▶ **Dataset rows**:
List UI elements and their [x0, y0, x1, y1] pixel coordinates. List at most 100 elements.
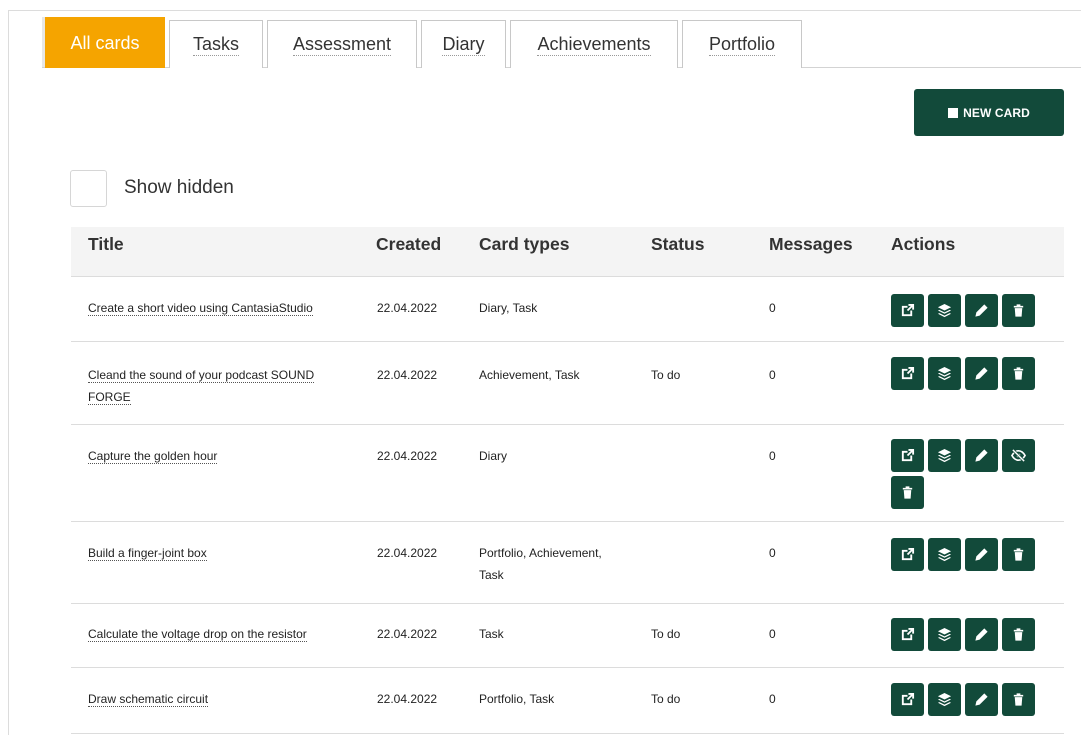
header-messages: Messages — [769, 234, 853, 254]
layers-button[interactable] — [928, 618, 961, 651]
card-title-cell: Draw schematic circuit — [88, 688, 353, 710]
card-types: Diary, Task — [479, 301, 538, 315]
card-title-cell: Build a finger-joint box — [88, 542, 353, 564]
status-text: To do — [651, 692, 681, 706]
card-title-link[interactable]: Calculate the voltage drop on the resist… — [88, 627, 307, 642]
header-card-types: Card types — [479, 234, 570, 254]
pencil-icon — [974, 627, 989, 642]
tab-achievements[interactable]: Achievements — [510, 20, 678, 68]
tab-tasks[interactable]: Tasks — [169, 20, 263, 68]
table-row: Build a finger-joint box 22.04.2022 Portfo… — [71, 522, 1064, 604]
card-types: Portfolio, Task — [479, 692, 555, 706]
tab-diary[interactable]: Diary — [421, 20, 506, 68]
external-link-icon — [900, 448, 915, 463]
tab-label: Diary — [442, 33, 485, 56]
layers-icon — [937, 547, 952, 562]
open-button[interactable] — [891, 439, 924, 472]
card-title-link[interactable]: Cleand the sound of your podcast SOUND F… — [88, 368, 315, 405]
delete-button[interactable] — [1002, 618, 1035, 651]
tab-portfolio[interactable]: Portfolio — [682, 20, 802, 68]
tab-assessment[interactable]: Assessment — [267, 20, 417, 68]
created-date: 22.04.2022 — [377, 449, 438, 463]
table-body: Create a short video using CantasiaStudi… — [71, 277, 1064, 734]
trash-icon — [1011, 366, 1026, 381]
card-title-link[interactable]: Capture the golden hour — [88, 449, 218, 464]
status-text: To do — [651, 627, 681, 641]
status-text: To do — [651, 368, 681, 382]
layers-button[interactable] — [928, 683, 961, 716]
layers-icon — [937, 692, 952, 707]
layers-button[interactable] — [928, 294, 961, 327]
delete-button[interactable] — [891, 476, 924, 509]
pencil-icon — [974, 547, 989, 562]
row-actions — [891, 439, 1051, 513]
row-actions — [891, 357, 1051, 394]
row-actions — [891, 683, 1051, 720]
edit-button[interactable] — [965, 683, 998, 716]
delete-button[interactable] — [1002, 538, 1035, 571]
card-title-link[interactable]: Create a short video using CantasiaStudi… — [88, 301, 313, 316]
messages-count: 0 — [769, 449, 776, 463]
card-title-link[interactable]: Build a finger-joint box — [88, 546, 207, 561]
external-link-icon — [900, 547, 915, 562]
layers-button[interactable] — [928, 439, 961, 472]
edit-button[interactable] — [965, 357, 998, 390]
created-date: 22.04.2022 — [377, 546, 438, 560]
card-title-cell: Create a short video using CantasiaStudi… — [88, 297, 353, 319]
table-row: Draw schematic circuit 22.04.2022 Portfoli… — [71, 668, 1064, 734]
header-status: Status — [651, 234, 705, 254]
created-date: 22.04.2022 — [377, 692, 438, 706]
new-card-label: NEW CARD — [963, 105, 1030, 120]
layers-icon — [937, 627, 952, 642]
edit-button[interactable] — [965, 294, 998, 327]
messages-count: 0 — [769, 546, 776, 560]
pencil-icon — [974, 303, 989, 318]
new-card-button[interactable]: NEW CARD — [914, 89, 1064, 136]
hide-button[interactable] — [1002, 439, 1035, 472]
messages-count: 0 — [769, 627, 776, 641]
tab-all-cards[interactable]: All cards — [45, 17, 165, 68]
messages-count: 0 — [769, 368, 776, 382]
trash-icon — [1011, 692, 1026, 707]
row-actions — [891, 618, 1051, 655]
open-button[interactable] — [891, 294, 924, 327]
layers-button[interactable] — [928, 357, 961, 390]
tab-label: Tasks — [192, 33, 239, 56]
delete-button[interactable] — [1002, 683, 1035, 716]
messages-count: 0 — [769, 692, 776, 706]
created-date: 22.04.2022 — [377, 627, 438, 641]
tab-label: All cards — [70, 32, 140, 53]
edit-button[interactable] — [965, 439, 998, 472]
layers-icon — [937, 366, 952, 381]
hide-icon — [1011, 448, 1026, 463]
open-button[interactable] — [891, 357, 924, 390]
card-title-link[interactable]: Draw schematic circuit — [88, 692, 209, 707]
open-button[interactable] — [891, 538, 924, 571]
tab-label: Assessment — [292, 33, 392, 56]
table-header: Title Created Card types Status Messages… — [71, 227, 1064, 277]
tab-label: Portfolio — [708, 33, 776, 56]
delete-button[interactable] — [1002, 294, 1035, 327]
cards-table: Title Created Card types Status Messages… — [71, 227, 1064, 734]
trash-icon — [1011, 547, 1026, 562]
pencil-icon — [974, 448, 989, 463]
show-hidden-checkbox[interactable] — [70, 170, 107, 207]
edit-button[interactable] — [965, 618, 998, 651]
card-tabs: All cards Tasks Assessment Diary Achieve… — [45, 17, 806, 68]
card-types: Diary — [479, 449, 508, 463]
edit-button[interactable] — [965, 538, 998, 571]
layers-button[interactable] — [928, 538, 961, 571]
card-title-cell: Calculate the voltage drop on the resist… — [88, 623, 353, 645]
header-actions: Actions — [891, 234, 956, 254]
created-date: 22.04.2022 — [377, 368, 438, 382]
card-types: Achievement, Task — [479, 368, 580, 382]
delete-button[interactable] — [1002, 357, 1035, 390]
external-link-icon — [900, 366, 915, 381]
open-button[interactable] — [891, 618, 924, 651]
page-top-border — [8, 10, 1081, 11]
table-row: Calculate the voltage drop on the resist… — [71, 604, 1064, 668]
open-button[interactable] — [891, 683, 924, 716]
external-link-icon — [900, 692, 915, 707]
layers-icon — [937, 303, 952, 318]
card-title-cell: Cleand the sound of your podcast SOUND F… — [88, 364, 353, 408]
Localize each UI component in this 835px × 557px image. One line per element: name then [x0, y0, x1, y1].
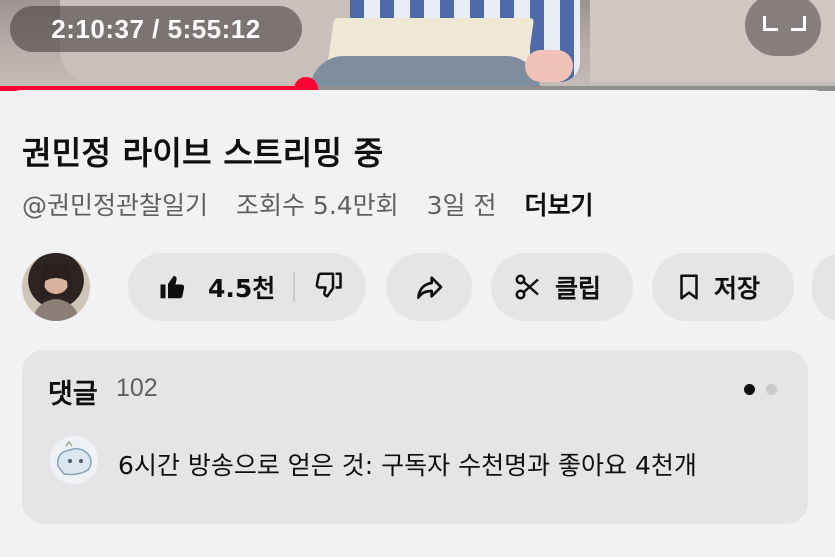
like-button[interactable]: 4.5천	[128, 269, 275, 305]
pager-dot	[766, 384, 778, 395]
save-label: 저장	[714, 274, 761, 303]
avatar-image	[32, 261, 80, 321]
channel-handle[interactable]: @권민정관찰일기	[22, 191, 208, 220]
share-icon	[417, 276, 443, 299]
fullscreen-button[interactable]	[745, 0, 821, 56]
like-icon	[160, 275, 185, 299]
share-button[interactable]	[386, 253, 472, 321]
like-dislike-group: 4.5천	[128, 253, 366, 321]
scissors-icon	[515, 274, 539, 300]
commenter-avatar	[50, 436, 98, 484]
video-title: 권민정 라이브 스트리밍 중	[22, 134, 384, 172]
comments-title: 댓글	[48, 379, 98, 410]
comments-pager	[744, 380, 783, 399]
dislike-button[interactable]	[313, 270, 343, 304]
commenter-avatar-image	[57, 440, 92, 476]
comments-section[interactable]: 댓글 102 6시간 방송으로 얻은 것: 구독자 수천명과 좋아요 4천개	[22, 350, 808, 524]
view-count: 조회수 5.4만회	[235, 191, 399, 220]
time-display: 2:10:37 / 5:55:12	[10, 6, 302, 52]
pager-dot-active	[744, 384, 755, 395]
comments-count: 102	[116, 374, 158, 402]
clip-label: 클립	[555, 274, 602, 303]
top-comment-text: 6시간 방송으로 얻은 것: 구독자 수천명과 좋아요 4천개	[118, 451, 697, 480]
save-button[interactable]: 저장	[652, 253, 794, 321]
video-frame-hand	[525, 50, 573, 82]
bookmark-icon	[680, 274, 698, 300]
video-meta: @권민정관찰일기 조회수 5.4만회 3일 전 더보기	[22, 186, 593, 222]
video-frame-blanket	[310, 56, 540, 90]
dislike-icon	[315, 272, 343, 298]
upload-age: 3일 전	[426, 191, 497, 220]
video-player[interactable]: 2:10:37 / 5:55:12	[0, 0, 835, 90]
channel-avatar[interactable]	[22, 253, 90, 321]
like-divider	[293, 272, 296, 302]
like-count: 4.5천	[208, 274, 276, 303]
clip-button[interactable]: 클립	[491, 253, 633, 321]
more-link[interactable]: 더보기	[524, 191, 593, 220]
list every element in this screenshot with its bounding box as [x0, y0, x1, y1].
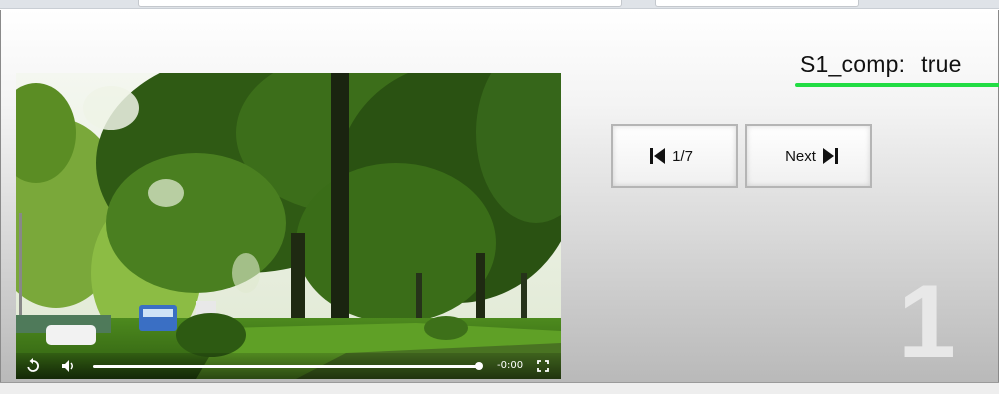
address-bar[interactable] [138, 0, 622, 7]
skip-forward-icon [822, 147, 838, 165]
next-button-label: Next [785, 147, 816, 165]
volume-icon[interactable] [60, 358, 76, 374]
bottom-bar [0, 382, 999, 394]
video-controls: -0:00 [16, 353, 561, 379]
video-player[interactable]: -0:00 [16, 73, 561, 379]
fullscreen-icon[interactable] [535, 358, 551, 374]
status-value: true [921, 51, 962, 77]
browser-toolbar [0, 0, 999, 9]
previous-button-label: 1/7 [672, 147, 693, 165]
next-button[interactable]: Next [745, 124, 872, 188]
progress-track[interactable] [93, 365, 477, 368]
status-label: S1_comp: [800, 51, 906, 77]
status-underline [795, 83, 999, 87]
progress-thumb[interactable] [475, 362, 483, 370]
status-readout: S1_comp: true [800, 51, 962, 78]
replay-icon[interactable] [25, 358, 41, 374]
video-frame [16, 73, 561, 379]
time-remaining: -0:00 [497, 360, 524, 371]
page-number: 1 [898, 264, 956, 380]
search-bar[interactable] [655, 0, 859, 7]
skip-back-icon [650, 147, 666, 165]
previous-button[interactable]: 1/7 [611, 124, 738, 188]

▶ **Written request**:
Copy the part of the items that begins with the line containing "269, 275, 305]" and ends with the line containing "440, 92, 476]", both included, reproducing each line unchanged.

▶ **Result below**:
like-button[interactable]: 4.5천	[128, 269, 275, 305]
pager-dot	[766, 384, 778, 395]
save-label: 저장	[714, 274, 761, 303]
avatar-image	[32, 261, 80, 321]
channel-handle[interactable]: @권민정관찰일기	[22, 191, 208, 220]
share-icon	[417, 276, 443, 299]
fullscreen-button[interactable]	[745, 0, 821, 56]
like-icon	[160, 275, 185, 299]
share-button[interactable]	[386, 253, 472, 321]
like-dislike-group: 4.5천	[128, 253, 366, 321]
scissors-icon	[515, 274, 539, 300]
commenter-avatar	[50, 436, 98, 484]
video-title: 권민정 라이브 스트리밍 중	[22, 134, 384, 172]
comments-title: 댓글	[48, 379, 98, 410]
comments-pager	[744, 380, 783, 399]
dislike-button[interactable]	[313, 270, 343, 304]
commenter-avatar-image	[57, 440, 92, 476]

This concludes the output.